--- Start Provided material ---

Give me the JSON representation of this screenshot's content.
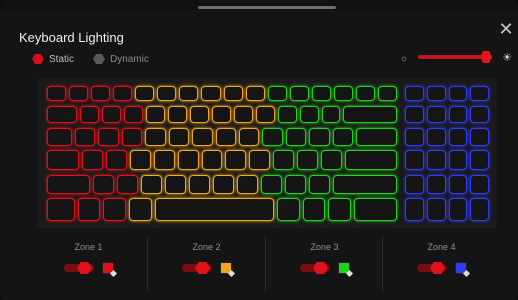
{
  "title": "Keyboard  Lighting",
  "modes": {
    "static": "Static",
    "dynamic": "Dynamic"
  },
  "icons": {
    "close": "close-icon",
    "brightness_low": "brightness-low-icon",
    "brightness_high": "brightness-high-icon",
    "edit": "pencil-icon"
  },
  "brightness": {
    "value": 0.92
  },
  "zones": [
    {
      "label": "Zone 1",
      "color": "#e0111b",
      "enabled": true
    },
    {
      "label": "Zone 2",
      "color": "#f2a51f",
      "enabled": true
    },
    {
      "label": "Zone 3",
      "color": "#21d11b",
      "enabled": true
    },
    {
      "label": "Zone 4",
      "color": "#2f3df2",
      "enabled": true
    }
  ]
}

--- End Provided material ---

◆ **What you will do**
Identify every line above that includes the word "label", and show those lines.

◆ **Response**
      "label": "Zone 1",
      "label": "Zone 2",
      "label": "Zone 3",
      "label": "Zone 4",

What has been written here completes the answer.